**Stated problem:** All entries are to be given again verbatim.

Figure contents as structured data

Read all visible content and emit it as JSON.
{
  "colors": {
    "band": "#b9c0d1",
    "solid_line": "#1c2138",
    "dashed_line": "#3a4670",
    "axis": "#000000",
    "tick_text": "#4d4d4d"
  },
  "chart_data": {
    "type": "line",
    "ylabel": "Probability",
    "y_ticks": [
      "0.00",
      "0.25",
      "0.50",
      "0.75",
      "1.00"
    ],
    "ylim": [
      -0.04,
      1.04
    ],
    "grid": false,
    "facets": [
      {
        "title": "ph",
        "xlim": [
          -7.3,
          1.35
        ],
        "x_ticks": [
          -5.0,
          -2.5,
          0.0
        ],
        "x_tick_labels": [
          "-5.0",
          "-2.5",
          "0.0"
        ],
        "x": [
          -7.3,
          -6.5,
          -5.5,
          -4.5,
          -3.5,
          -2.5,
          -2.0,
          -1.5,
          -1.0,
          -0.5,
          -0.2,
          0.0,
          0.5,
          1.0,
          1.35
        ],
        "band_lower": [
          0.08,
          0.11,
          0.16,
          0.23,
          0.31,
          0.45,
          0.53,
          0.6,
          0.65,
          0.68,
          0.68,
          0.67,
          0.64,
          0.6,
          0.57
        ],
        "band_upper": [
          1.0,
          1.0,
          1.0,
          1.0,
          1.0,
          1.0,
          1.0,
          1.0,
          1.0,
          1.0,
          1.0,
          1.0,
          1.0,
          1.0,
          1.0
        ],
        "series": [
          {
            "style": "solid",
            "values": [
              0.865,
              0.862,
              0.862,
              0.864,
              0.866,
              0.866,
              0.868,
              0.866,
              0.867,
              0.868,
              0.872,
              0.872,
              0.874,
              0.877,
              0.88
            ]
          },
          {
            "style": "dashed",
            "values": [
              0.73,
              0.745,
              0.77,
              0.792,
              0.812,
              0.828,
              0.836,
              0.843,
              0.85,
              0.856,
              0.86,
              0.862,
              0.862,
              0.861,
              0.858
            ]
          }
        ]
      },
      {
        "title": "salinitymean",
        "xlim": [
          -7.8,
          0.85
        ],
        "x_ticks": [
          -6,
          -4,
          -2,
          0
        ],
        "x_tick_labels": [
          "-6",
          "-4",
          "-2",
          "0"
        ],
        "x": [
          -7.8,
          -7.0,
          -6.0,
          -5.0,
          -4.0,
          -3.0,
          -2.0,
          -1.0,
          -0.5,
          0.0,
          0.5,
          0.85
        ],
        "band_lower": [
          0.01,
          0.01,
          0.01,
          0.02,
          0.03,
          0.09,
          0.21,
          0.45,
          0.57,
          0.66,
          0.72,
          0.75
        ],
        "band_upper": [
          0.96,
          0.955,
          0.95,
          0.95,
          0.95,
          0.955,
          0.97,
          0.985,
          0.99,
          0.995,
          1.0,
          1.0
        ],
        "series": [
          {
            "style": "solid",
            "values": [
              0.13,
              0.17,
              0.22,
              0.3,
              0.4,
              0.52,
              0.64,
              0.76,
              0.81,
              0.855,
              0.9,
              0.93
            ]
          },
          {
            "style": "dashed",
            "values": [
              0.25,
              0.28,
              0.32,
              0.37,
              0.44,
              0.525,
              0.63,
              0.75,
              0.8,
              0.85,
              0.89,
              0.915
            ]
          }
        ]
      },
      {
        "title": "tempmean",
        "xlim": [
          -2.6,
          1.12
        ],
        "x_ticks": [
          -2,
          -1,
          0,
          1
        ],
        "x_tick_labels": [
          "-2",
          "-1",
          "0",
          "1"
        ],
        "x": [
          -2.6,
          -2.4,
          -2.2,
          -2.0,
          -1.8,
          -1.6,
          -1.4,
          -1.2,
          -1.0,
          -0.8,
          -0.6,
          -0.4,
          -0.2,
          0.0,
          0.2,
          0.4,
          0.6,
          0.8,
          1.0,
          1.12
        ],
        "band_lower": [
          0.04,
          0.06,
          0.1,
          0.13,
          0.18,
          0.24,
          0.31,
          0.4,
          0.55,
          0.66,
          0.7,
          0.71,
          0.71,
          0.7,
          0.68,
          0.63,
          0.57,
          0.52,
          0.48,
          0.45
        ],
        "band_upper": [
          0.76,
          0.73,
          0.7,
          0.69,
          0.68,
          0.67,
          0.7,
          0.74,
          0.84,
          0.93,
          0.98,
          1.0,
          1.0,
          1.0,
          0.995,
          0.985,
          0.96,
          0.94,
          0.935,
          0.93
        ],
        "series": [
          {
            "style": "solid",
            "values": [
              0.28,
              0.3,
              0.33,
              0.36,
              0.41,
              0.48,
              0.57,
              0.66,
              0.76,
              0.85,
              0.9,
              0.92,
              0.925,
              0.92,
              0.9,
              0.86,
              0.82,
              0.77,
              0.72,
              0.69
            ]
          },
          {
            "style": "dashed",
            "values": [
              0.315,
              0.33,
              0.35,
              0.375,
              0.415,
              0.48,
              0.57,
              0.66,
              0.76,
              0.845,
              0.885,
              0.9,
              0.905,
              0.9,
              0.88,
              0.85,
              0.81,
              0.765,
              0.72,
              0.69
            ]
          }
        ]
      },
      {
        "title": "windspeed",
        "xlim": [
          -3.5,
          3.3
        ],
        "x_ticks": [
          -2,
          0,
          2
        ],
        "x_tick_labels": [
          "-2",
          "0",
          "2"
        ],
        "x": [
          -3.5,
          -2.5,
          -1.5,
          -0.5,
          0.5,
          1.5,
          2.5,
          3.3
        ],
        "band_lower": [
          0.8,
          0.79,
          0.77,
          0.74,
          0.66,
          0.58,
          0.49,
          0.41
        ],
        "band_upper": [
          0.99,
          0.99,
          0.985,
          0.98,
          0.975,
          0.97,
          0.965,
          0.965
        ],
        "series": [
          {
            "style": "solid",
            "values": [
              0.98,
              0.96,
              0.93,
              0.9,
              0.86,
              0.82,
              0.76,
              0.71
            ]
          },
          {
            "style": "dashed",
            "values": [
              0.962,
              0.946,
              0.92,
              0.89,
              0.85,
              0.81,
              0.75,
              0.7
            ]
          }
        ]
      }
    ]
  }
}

**Exercise output:**
Read all visible content and emit it as JSON.
{
  "colors": {
    "band": "#b9c0d1",
    "solid_line": "#1c2138",
    "dashed_line": "#3a4670",
    "axis": "#000000",
    "tick_text": "#4d4d4d"
  },
  "chart_data": {
    "type": "line",
    "ylabel": "Probability",
    "y_ticks": [
      "0.00",
      "0.25",
      "0.50",
      "0.75",
      "1.00"
    ],
    "ylim": [
      -0.04,
      1.04
    ],
    "grid": false,
    "facets": [
      {
        "title": "ph",
        "xlim": [
          -7.3,
          1.35
        ],
        "x_ticks": [
          -5.0,
          -2.5,
          0.0
        ],
        "x_tick_labels": [
          "-5.0",
          "-2.5",
          "0.0"
        ],
        "x": [
          -7.3,
          -6.5,
          -5.5,
          -4.5,
          -3.5,
          -2.5,
          -2.0,
          -1.5,
          -1.0,
          -0.5,
          -0.2,
          0.0,
          0.5,
          1.0,
          1.35
        ],
        "band_lower": [
          0.08,
          0.11,
          0.16,
          0.23,
          0.31,
          0.45,
          0.53,
          0.6,
          0.65,
          0.68,
          0.68,
          0.67,
          0.64,
          0.6,
          0.57
        ],
        "band_upper": [
          1.0,
          1.0,
          1.0,
          1.0,
          1.0,
          1.0,
          1.0,
          1.0,
          1.0,
          1.0,
          1.0,
          1.0,
          1.0,
          1.0,
          1.0
        ],
        "series": [
          {
            "style": "solid",
            "values": [
              0.865,
              0.862,
              0.862,
              0.864,
              0.866,
              0.866,
              0.868,
              0.866,
              0.867,
              0.868,
              0.872,
              0.872,
              0.874,
              0.877,
              0.88
            ]
          },
          {
            "style": "dashed",
            "values": [
              0.73,
              0.745,
              0.77,
              0.792,
              0.812,
              0.828,
              0.836,
              0.843,
              0.85,
              0.856,
              0.86,
              0.862,
              0.862,
              0.861,
              0.858
            ]
          }
        ]
      },
      {
        "title": "salinitymean",
        "xlim": [
          -7.8,
          0.85
        ],
        "x_ticks": [
          -6,
          -4,
          -2,
          0
        ],
        "x_tick_labels": [
          "-6",
          "-4",
          "-2",
          "0"
        ],
        "x": [
          -7.8,
          -7.0,
          -6.0,
          -5.0,
          -4.0,
          -3.0,
          -2.0,
          -1.0,
          -0.5,
          0.0,
          0.5,
          0.85
        ],
        "band_lower": [
          0.01,
          0.01,
          0.01,
          0.02,
          0.03,
          0.09,
          0.21,
          0.45,
          0.57,
          0.66,
          0.72,
          0.75
        ],
        "band_upper": [
          0.96,
          0.955,
          0.95,
          0.95,
          0.95,
          0.955,
          0.97,
          0.985,
          0.99,
          0.995,
          1.0,
          1.0
        ],
        "series": [
          {
            "style": "solid",
            "values": [
              0.13,
              0.17,
              0.22,
              0.3,
              0.4,
              0.52,
              0.64,
              0.76,
              0.81,
              0.855,
              0.9,
              0.93
            ]
          },
          {
            "style": "dashed",
            "values": [
              0.25,
              0.28,
              0.32,
              0.37,
              0.44,
              0.525,
              0.63,
              0.75,
              0.8,
              0.85,
              0.89,
              0.915
            ]
          }
        ]
      },
      {
        "title": "tempmean",
        "xlim": [
          -2.6,
          1.12
        ],
        "x_ticks": [
          -2,
          -1,
          0,
          1
        ],
        "x_tick_labels": [
          "-2",
          "-1",
          "0",
          "1"
        ],
        "x": [
          -2.6,
          -2.4,
          -2.2,
          -2.0,
          -1.8,
          -1.6,
          -1.4,
          -1.2,
          -1.0,
          -0.8,
          -0.6,
          -0.4,
          -0.2,
          0.0,
          0.2,
          0.4,
          0.6,
          0.8,
          1.0,
          1.12
        ],
        "band_lower": [
          0.04,
          0.06,
          0.1,
          0.13,
          0.18,
          0.24,
          0.31,
          0.4,
          0.55,
          0.66,
          0.7,
          0.71,
          0.71,
          0.7,
          0.68,
          0.63,
          0.57,
          0.52,
          0.48,
          0.45
        ],
        "band_upper": [
          0.76,
          0.73,
          0.7,
          0.69,
          0.68,
          0.67,
          0.7,
          0.74,
          0.84,
          0.93,
          0.98,
          1.0,
          1.0,
          1.0,
          0.995,
          0.985,
          0.96,
          0.94,
          0.935,
          0.93
        ],
        "series": [
          {
            "style": "solid",
            "values": [
              0.28,
              0.3,
              0.33,
              0.36,
              0.41,
              0.48,
              0.57,
              0.66,
              0.76,
              0.85,
              0.9,
              0.92,
              0.925,
              0.92,
              0.9,
              0.86,
              0.82,
              0.77,
              0.72,
              0.69
            ]
          },
          {
            "style": "dashed",
            "values": [
              0.315,
              0.33,
              0.35,
              0.375,
              0.415,
              0.48,
              0.57,
              0.66,
              0.76,
              0.845,
              0.885,
              0.9,
              0.905,
              0.9,
              0.88,
              0.85,
              0.81,
              0.765,
              0.72,
              0.69
            ]
          }
        ]
      },
      {
        "title": "windspeed",
        "xlim": [
          -3.5,
          3.3
        ],
        "x_ticks": [
          -2,
          0,
          2
        ],
        "x_tick_labels": [
          "-2",
          "0",
          "2"
        ],
        "x": [
          -3.5,
          -2.5,
          -1.5,
          -0.5,
          0.5,
          1.5,
          2.5,
          3.3
        ],
        "band_lower": [
          0.8,
          0.79,
          0.77,
          0.74,
          0.66,
          0.58,
          0.49,
          0.41
        ],
        "band_upper": [
          0.99,
          0.99,
          0.985,
          0.98,
          0.975,
          0.97,
          0.965,
          0.965
        ],
        "series": [
          {
            "style": "solid",
            "values": [
              0.98,
              0.96,
              0.93,
              0.9,
              0.86,
              0.82,
              0.76,
              0.71
            ]
          },
          {
            "style": "dashed",
            "values": [
              0.962,
              0.946,
              0.92,
              0.89,
              0.85,
              0.81,
              0.75,
              0.7
            ]
          }
        ]
      }
    ]
  }
}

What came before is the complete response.